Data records
— begin —
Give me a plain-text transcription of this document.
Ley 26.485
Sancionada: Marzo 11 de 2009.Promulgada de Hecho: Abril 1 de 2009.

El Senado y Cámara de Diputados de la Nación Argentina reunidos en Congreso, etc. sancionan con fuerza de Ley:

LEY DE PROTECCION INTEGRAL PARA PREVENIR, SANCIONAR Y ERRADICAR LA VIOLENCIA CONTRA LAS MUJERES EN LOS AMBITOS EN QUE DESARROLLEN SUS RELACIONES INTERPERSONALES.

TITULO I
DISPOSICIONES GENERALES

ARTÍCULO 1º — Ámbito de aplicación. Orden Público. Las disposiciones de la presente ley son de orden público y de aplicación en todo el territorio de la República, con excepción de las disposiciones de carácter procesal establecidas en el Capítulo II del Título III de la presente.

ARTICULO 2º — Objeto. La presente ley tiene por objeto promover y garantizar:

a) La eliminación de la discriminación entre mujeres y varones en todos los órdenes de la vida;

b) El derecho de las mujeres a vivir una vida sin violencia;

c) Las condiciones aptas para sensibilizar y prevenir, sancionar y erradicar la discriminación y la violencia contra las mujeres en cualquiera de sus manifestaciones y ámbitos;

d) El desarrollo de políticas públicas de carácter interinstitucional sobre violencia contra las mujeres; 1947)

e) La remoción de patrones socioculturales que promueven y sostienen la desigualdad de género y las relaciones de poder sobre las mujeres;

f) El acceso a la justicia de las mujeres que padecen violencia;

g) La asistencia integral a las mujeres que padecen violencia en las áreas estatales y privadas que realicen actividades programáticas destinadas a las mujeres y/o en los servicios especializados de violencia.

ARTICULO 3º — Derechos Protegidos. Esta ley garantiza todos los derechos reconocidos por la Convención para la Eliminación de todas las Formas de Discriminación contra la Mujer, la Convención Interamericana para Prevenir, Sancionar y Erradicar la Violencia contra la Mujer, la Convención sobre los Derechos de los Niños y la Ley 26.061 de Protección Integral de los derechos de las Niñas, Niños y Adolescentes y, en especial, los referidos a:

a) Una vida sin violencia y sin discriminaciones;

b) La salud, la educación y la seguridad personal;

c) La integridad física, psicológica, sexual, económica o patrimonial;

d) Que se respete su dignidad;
— end —
— begin —
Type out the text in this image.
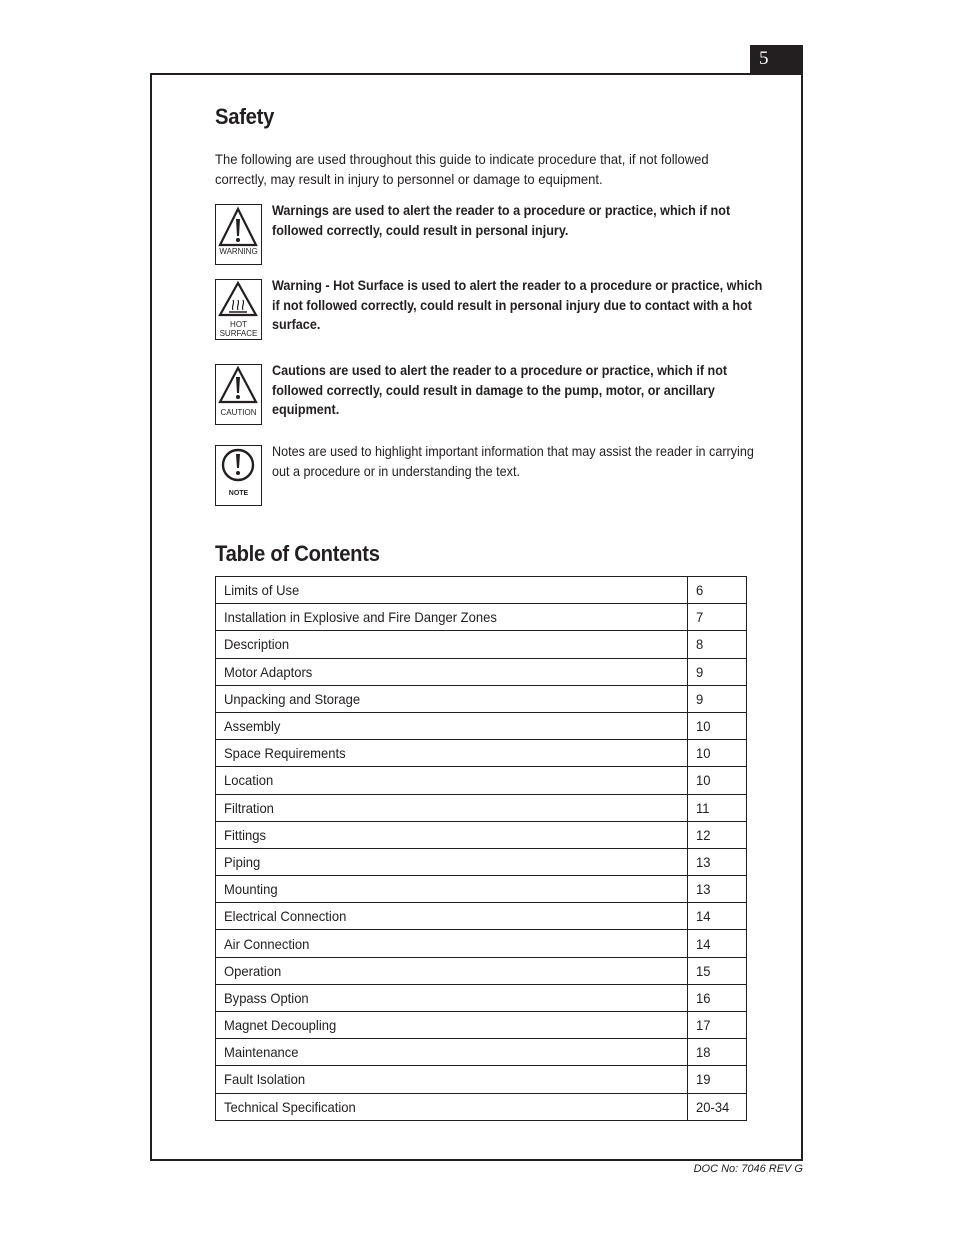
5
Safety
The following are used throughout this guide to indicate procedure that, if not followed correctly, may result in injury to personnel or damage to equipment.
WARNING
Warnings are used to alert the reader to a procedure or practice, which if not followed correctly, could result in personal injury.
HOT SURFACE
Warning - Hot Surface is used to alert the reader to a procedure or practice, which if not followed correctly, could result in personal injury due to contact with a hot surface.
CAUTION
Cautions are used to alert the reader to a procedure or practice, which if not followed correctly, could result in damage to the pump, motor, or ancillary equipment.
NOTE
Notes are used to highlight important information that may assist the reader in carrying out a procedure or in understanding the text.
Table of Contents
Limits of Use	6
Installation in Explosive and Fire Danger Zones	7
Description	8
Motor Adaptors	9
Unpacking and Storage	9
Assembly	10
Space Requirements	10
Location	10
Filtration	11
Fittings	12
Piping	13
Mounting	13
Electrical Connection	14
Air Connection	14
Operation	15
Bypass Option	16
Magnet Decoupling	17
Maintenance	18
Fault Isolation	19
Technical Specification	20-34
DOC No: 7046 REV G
— end —
* WHAT TO DO *
Find the word "that" in the entries, and copy every line it shows up in.

* SOLUTION TO THIS PROBLEM *
The following are used throughout this guide to indicate procedure that, if not followed correctly, may result in injury to personnel or damage to equipment.
Notes are used to highlight important information that may assist the reader in carrying out a procedure or in understanding the text.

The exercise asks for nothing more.